→ **Instruction**
Rewrite the records from the first line through the line that contains "car-icon — [889, 1806, 919, 1832]", putting "event-caption" in place of every "event-subtitle" and leaving all else unchanged.

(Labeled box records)

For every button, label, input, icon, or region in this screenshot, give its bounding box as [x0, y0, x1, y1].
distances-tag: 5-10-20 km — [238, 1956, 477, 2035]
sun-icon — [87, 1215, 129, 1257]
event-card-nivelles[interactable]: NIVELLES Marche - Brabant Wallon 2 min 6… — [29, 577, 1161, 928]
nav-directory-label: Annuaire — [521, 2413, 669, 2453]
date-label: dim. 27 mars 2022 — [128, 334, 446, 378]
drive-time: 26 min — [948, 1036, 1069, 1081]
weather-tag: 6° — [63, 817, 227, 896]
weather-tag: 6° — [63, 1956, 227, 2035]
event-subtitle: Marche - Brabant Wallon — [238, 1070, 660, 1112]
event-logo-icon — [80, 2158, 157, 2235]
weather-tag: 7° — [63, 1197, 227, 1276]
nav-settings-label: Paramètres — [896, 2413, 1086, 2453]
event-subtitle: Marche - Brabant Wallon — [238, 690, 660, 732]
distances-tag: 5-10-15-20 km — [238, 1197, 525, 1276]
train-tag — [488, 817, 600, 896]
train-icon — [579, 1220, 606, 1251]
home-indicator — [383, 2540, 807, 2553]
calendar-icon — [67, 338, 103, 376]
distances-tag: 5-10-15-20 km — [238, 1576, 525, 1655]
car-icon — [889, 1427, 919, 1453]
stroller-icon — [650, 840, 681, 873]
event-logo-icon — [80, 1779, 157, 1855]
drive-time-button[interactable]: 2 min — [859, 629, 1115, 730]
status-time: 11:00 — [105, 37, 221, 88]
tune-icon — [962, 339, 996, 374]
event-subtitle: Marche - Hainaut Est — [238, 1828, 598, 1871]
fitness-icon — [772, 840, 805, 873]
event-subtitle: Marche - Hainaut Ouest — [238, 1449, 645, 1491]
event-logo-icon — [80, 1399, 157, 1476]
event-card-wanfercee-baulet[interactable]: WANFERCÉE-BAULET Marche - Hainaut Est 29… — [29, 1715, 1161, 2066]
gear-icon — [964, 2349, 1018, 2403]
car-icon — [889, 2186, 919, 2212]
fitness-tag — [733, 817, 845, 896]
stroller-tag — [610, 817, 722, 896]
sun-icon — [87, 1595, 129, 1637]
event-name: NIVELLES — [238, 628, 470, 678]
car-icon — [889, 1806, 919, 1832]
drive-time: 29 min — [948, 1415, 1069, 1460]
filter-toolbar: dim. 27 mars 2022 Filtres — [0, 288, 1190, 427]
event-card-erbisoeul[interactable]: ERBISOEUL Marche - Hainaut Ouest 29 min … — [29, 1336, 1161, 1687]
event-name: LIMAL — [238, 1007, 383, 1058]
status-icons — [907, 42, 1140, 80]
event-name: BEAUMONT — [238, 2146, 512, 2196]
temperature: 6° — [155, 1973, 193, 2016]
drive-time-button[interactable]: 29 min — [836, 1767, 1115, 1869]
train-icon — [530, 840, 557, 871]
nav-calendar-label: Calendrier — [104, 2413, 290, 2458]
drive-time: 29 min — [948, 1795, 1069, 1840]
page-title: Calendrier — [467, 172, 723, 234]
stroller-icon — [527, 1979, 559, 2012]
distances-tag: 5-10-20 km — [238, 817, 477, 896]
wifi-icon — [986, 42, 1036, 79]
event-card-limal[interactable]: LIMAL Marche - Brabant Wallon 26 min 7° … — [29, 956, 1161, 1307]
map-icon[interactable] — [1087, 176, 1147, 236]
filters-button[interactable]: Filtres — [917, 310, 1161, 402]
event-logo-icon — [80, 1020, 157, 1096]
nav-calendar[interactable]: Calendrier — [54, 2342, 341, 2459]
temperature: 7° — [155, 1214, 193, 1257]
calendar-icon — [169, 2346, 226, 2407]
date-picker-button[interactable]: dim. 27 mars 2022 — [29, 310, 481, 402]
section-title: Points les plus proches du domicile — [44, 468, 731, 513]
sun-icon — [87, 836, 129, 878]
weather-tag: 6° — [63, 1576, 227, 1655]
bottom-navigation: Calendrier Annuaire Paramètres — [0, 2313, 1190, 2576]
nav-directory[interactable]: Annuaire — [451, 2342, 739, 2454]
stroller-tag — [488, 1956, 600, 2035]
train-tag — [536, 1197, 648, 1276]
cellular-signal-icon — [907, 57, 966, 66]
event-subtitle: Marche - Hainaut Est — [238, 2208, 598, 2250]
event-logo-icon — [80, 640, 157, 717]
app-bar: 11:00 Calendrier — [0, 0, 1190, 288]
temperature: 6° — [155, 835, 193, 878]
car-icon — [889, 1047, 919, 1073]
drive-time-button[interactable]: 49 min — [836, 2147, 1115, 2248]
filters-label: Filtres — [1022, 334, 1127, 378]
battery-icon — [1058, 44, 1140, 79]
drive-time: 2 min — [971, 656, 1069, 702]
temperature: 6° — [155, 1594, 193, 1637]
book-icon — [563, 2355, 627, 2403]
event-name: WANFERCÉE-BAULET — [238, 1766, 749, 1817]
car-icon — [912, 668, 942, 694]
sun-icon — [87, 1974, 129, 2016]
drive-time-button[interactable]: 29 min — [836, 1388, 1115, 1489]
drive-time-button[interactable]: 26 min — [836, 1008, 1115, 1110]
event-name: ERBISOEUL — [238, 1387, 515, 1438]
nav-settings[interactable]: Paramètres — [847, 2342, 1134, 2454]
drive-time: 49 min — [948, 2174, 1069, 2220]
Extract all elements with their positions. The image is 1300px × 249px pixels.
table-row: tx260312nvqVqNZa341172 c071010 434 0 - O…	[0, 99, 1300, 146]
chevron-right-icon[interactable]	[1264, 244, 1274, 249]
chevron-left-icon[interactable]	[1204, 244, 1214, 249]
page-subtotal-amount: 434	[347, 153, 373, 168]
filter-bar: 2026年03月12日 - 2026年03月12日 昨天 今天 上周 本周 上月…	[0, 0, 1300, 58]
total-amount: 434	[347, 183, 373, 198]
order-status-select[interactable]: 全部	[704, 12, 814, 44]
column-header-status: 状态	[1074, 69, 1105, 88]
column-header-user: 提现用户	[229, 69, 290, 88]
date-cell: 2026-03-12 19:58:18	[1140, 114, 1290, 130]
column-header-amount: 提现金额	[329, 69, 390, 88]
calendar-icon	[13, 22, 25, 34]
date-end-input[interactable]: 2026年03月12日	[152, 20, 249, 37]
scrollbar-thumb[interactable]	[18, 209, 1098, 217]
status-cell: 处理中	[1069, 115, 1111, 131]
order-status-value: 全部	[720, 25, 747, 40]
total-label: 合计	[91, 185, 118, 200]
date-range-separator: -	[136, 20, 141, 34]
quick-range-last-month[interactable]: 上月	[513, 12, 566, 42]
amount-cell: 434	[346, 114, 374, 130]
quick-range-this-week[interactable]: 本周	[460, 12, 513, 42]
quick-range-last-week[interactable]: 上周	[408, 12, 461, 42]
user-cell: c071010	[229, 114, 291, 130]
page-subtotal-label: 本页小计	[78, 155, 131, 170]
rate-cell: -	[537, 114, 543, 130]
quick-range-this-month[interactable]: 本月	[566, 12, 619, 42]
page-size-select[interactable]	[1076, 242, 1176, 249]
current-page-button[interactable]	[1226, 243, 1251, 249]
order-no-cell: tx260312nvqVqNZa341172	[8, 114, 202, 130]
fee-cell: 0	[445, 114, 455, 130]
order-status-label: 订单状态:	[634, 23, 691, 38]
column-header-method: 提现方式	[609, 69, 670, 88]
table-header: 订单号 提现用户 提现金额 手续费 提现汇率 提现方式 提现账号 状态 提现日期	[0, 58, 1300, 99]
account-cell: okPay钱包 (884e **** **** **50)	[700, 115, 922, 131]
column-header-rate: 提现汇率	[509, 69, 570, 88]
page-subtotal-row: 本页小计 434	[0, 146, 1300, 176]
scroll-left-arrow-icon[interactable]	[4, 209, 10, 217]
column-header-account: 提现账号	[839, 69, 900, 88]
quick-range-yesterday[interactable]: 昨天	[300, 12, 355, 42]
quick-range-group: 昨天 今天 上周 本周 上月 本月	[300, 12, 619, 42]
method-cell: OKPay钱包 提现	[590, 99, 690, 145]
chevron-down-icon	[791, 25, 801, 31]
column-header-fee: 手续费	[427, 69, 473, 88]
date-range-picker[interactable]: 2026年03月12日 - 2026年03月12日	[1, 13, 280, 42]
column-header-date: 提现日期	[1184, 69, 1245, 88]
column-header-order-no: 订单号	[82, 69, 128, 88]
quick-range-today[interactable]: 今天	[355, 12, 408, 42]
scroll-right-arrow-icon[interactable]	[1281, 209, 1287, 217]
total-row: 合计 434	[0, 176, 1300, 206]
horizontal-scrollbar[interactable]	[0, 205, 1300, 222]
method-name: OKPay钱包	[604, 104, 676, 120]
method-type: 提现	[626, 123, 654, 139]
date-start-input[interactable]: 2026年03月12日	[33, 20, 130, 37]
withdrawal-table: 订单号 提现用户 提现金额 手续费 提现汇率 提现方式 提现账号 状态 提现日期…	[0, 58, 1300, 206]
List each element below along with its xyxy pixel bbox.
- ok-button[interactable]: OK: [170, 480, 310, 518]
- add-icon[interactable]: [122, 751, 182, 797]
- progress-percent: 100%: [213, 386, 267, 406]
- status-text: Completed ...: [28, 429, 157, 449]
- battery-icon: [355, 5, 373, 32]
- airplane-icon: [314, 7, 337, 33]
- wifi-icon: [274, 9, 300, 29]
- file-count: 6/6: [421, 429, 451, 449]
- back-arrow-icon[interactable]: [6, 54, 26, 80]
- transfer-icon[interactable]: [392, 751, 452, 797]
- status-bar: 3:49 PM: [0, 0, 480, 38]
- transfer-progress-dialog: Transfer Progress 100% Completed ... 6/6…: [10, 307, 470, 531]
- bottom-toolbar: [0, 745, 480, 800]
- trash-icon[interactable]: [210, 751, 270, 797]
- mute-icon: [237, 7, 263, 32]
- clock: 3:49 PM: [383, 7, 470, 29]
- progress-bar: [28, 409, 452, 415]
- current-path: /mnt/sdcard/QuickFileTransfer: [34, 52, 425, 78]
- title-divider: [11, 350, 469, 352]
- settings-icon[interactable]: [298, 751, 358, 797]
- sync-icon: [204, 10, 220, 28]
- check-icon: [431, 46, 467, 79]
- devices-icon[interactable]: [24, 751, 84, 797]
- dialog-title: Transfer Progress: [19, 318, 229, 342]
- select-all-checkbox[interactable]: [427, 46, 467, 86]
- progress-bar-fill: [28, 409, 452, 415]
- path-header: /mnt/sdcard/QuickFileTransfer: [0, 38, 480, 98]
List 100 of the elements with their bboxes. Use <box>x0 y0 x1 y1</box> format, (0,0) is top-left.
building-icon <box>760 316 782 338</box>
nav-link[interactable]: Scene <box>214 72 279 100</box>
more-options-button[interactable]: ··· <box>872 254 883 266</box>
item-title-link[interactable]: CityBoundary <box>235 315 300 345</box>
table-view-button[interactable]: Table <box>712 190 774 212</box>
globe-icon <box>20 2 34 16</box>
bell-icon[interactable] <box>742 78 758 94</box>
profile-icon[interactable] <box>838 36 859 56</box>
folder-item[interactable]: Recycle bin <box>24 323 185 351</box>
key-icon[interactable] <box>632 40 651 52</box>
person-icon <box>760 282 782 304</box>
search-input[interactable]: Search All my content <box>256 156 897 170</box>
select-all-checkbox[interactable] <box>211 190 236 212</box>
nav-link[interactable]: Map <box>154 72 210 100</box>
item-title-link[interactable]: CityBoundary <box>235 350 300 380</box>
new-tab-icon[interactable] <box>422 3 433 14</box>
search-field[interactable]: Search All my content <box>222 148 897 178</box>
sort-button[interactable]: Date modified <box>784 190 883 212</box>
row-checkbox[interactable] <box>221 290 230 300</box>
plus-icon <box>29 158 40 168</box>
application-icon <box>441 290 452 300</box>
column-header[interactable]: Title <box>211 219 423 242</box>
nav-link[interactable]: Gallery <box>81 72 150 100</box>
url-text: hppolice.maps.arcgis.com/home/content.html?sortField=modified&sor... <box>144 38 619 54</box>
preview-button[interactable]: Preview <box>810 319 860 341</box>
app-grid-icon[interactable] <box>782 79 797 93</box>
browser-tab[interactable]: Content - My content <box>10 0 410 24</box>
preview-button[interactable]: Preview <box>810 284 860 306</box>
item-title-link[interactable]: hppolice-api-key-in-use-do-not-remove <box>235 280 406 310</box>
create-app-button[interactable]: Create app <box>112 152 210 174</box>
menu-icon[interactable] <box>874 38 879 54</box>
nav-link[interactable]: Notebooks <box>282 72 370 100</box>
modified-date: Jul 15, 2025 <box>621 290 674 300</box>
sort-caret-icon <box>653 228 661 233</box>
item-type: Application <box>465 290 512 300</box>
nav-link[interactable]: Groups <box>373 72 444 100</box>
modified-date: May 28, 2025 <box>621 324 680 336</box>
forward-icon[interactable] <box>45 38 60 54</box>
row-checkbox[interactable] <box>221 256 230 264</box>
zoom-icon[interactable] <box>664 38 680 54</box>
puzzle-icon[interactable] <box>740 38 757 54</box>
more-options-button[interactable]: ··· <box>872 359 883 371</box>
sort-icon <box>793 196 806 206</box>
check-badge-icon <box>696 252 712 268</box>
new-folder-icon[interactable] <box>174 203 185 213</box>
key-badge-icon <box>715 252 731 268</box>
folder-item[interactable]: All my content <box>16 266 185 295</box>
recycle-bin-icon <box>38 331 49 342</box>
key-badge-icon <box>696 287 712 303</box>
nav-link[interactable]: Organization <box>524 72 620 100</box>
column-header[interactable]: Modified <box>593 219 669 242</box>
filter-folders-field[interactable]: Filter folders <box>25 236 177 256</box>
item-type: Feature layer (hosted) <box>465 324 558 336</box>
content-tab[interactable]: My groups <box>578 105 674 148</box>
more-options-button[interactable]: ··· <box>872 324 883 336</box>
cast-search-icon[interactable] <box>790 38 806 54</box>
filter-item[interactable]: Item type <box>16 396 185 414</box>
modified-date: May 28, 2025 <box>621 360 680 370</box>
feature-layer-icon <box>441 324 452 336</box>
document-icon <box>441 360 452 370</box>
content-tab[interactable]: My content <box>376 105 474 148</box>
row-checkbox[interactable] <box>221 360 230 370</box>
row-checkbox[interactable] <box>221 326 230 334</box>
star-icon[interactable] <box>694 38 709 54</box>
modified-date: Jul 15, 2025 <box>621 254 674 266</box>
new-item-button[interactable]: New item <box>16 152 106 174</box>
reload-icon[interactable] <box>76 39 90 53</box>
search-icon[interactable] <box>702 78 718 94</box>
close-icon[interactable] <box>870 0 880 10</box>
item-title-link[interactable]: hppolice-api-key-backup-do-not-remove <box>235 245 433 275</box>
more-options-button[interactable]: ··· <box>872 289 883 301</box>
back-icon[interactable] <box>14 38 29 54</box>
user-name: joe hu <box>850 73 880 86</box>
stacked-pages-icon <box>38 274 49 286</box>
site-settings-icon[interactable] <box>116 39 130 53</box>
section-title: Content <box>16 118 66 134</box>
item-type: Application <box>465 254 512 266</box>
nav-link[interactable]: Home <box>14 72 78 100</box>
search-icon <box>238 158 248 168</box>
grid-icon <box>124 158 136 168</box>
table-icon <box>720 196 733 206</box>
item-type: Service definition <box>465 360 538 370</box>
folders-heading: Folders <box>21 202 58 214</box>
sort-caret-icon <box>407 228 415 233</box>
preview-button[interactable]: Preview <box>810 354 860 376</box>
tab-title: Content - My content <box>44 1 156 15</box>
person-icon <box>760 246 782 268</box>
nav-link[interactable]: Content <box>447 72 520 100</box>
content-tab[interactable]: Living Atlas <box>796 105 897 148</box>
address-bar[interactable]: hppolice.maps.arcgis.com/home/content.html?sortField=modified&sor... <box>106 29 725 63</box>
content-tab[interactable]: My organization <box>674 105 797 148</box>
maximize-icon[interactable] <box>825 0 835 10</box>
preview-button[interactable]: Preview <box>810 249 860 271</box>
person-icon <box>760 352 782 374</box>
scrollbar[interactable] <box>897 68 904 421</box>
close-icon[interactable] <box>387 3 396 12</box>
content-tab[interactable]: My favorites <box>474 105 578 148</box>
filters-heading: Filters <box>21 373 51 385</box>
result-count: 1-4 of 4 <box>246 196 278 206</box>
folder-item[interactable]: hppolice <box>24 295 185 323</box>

→ **Expected output**
For every button, label, input, icon, or region in this screenshot, give its bounding box as [x0, y0, x1, y1].
distances-tag: 5-10-20 km — [238, 1956, 477, 2035]
sun-icon — [87, 1215, 129, 1257]
event-card-nivelles[interactable]: NIVELLES Marche - Brabant Wallon 2 min 6… — [29, 577, 1161, 928]
nav-directory-label: Annuaire — [521, 2413, 669, 2453]
date-label: dim. 27 mars 2022 — [128, 334, 446, 378]
drive-time: 26 min — [948, 1036, 1069, 1081]
weather-tag: 6° — [63, 817, 227, 896]
weather-tag: 6° — [63, 1956, 227, 2035]
event-caption: Marche - Brabant Wallon — [238, 1070, 660, 1112]
event-logo-icon — [80, 2158, 157, 2235]
weather-tag: 7° — [63, 1197, 227, 1276]
nav-settings-label: Paramètres — [896, 2413, 1086, 2453]
event-caption: Marche - Brabant Wallon — [238, 690, 660, 732]
distances-tag: 5-10-15-20 km — [238, 1197, 525, 1276]
train-tag — [488, 817, 600, 896]
train-icon — [579, 1220, 606, 1251]
home-indicator — [383, 2540, 807, 2553]
calendar-icon — [67, 338, 103, 376]
distances-tag: 5-10-15-20 km — [238, 1576, 525, 1655]
car-icon — [889, 1427, 919, 1453]
stroller-icon — [650, 840, 681, 873]
event-logo-icon — [80, 1779, 157, 1855]
drive-time-button[interactable]: 2 min — [859, 629, 1115, 730]
status-time: 11:00 — [105, 37, 221, 88]
tune-icon — [962, 339, 996, 374]
event-caption: Marche - Hainaut Est — [238, 1828, 598, 1871]
fitness-icon — [772, 840, 805, 873]
event-caption: Marche - Hainaut Ouest — [238, 1449, 645, 1491]
event-logo-icon — [80, 1399, 157, 1476]
event-card-wanfercee-baulet[interactable]: WANFERCÉE-BAULET Marche - Hainaut Est 29… — [29, 1715, 1161, 2066]
gear-icon — [964, 2349, 1018, 2403]
car-icon — [889, 2186, 919, 2212]
fitness-tag — [733, 817, 845, 896]
stroller-tag — [610, 817, 722, 896]
sun-icon — [87, 1595, 129, 1637]
event-name: NIVELLES — [238, 628, 470, 678]
car-icon — [889, 1806, 919, 1832]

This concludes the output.